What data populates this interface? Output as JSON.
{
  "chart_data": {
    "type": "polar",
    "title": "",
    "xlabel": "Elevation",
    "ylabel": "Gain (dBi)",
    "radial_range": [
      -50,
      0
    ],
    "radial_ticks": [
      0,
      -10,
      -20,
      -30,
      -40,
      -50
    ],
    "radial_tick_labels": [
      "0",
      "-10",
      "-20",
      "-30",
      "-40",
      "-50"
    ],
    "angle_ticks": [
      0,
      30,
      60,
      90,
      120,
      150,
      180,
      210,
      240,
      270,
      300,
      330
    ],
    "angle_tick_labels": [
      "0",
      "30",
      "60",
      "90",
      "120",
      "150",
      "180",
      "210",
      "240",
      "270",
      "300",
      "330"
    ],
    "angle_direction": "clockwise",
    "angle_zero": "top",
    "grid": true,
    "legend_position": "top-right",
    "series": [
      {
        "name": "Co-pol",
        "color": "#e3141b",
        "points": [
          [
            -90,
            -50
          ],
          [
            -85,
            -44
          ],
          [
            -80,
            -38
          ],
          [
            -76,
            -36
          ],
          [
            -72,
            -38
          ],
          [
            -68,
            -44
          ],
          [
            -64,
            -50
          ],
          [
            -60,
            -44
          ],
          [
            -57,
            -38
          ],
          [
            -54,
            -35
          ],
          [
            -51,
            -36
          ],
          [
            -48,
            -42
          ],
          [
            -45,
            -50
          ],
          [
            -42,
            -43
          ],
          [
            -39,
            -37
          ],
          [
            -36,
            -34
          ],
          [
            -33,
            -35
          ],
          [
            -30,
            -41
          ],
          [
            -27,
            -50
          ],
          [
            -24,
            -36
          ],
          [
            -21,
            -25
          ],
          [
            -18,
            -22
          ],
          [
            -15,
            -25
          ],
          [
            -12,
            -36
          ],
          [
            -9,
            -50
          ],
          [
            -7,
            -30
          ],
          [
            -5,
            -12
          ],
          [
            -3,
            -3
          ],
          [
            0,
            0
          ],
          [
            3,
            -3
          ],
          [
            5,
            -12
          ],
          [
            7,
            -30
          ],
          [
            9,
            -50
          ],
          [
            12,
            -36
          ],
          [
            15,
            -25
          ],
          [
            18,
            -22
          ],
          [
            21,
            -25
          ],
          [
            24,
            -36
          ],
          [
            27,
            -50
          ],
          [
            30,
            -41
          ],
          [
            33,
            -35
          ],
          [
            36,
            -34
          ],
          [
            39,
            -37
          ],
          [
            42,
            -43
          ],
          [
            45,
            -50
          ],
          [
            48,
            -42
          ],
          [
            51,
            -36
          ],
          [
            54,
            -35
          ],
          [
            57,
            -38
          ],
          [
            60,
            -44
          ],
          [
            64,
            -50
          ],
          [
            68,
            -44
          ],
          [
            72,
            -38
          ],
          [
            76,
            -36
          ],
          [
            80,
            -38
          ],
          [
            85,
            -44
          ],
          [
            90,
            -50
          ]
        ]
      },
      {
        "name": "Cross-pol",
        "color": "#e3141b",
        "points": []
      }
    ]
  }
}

WHAT THE EXERCISE ASKS
Copy out the full material exactly as it appears.

TASK ANSWER
What data populates this interface? Output as JSON.
{
  "chart_data": {
    "type": "polar",
    "title": "",
    "xlabel": "Elevation",
    "ylabel": "Gain (dBi)",
    "radial_range": [
      -50,
      0
    ],
    "radial_ticks": [
      0,
      -10,
      -20,
      -30,
      -40,
      -50
    ],
    "radial_tick_labels": [
      "0",
      "-10",
      "-20",
      "-30",
      "-40",
      "-50"
    ],
    "angle_ticks": [
      0,
      30,
      60,
      90,
      120,
      150,
      180,
      210,
      240,
      270,
      300,
      330
    ],
    "angle_tick_labels": [
      "0",
      "30",
      "60",
      "90",
      "120",
      "150",
      "180",
      "210",
      "240",
      "270",
      "300",
      "330"
    ],
    "angle_direction": "clockwise",
    "angle_zero": "top",
    "grid": true,
    "legend_position": "top-right",
    "series": [
      {
        "name": "Co-pol",
        "color": "#e3141b",
        "points": [
          [
            -90,
            -50
          ],
          [
            -85,
            -44
          ],
          [
            -80,
            -38
          ],
          [
            -76,
            -36
          ],
          [
            -72,
            -38
          ],
          [
            -68,
            -44
          ],
          [
            -64,
            -50
          ],
          [
            -60,
            -44
          ],
          [
            -57,
            -38
          ],
          [
            -54,
            -35
          ],
          [
            -51,
            -36
          ],
          [
            -48,
            -42
          ],
          [
            -45,
            -50
          ],
          [
            -42,
            -43
          ],
          [
            -39,
            -37
          ],
          [
            -36,
            -34
          ],
          [
            -33,
            -35
          ],
          [
            -30,
            -41
          ],
          [
            -27,
            -50
          ],
          [
            -24,
            -36
          ],
          [
            -21,
            -25
          ],
          [
            -18,
            -22
          ],
          [
            -15,
            -25
          ],
          [
            -12,
            -36
          ],
          [
            -9,
            -50
          ],
          [
            -7,
            -30
          ],
          [
            -5,
            -12
          ],
          [
            -3,
            -3
          ],
          [
            0,
            0
          ],
          [
            3,
            -3
          ],
          [
            5,
            -12
          ],
          [
            7,
            -30
          ],
          [
            9,
            -50
          ],
          [
            12,
            -36
          ],
          [
            15,
            -25
          ],
          [
            18,
            -22
          ],
          [
            21,
            -25
          ],
          [
            24,
            -36
          ],
          [
            27,
            -50
          ],
          [
            30,
            -41
          ],
          [
            33,
            -35
          ],
          [
            36,
            -34
          ],
          [
            39,
            -37
          ],
          [
            42,
            -43
          ],
          [
            45,
            -50
          ],
          [
            48,
            -42
          ],
          [
            51,
            -36
          ],
          [
            54,
            -35
          ],
          [
            57,
            -38
          ],
          [
            60,
            -44
          ],
          [
            64,
            -50
          ],
          [
            68,
            -44
          ],
          [
            72,
            -38
          ],
          [
            76,
            -36
          ],
          [
            80,
            -38
          ],
          [
            85,
            -44
          ],
          [
            90,
            -50
          ]
        ]
      },
      {
        "name": "Cross-pol",
        "color": "#e3141b",
        "points": []
      }
    ]
  }
}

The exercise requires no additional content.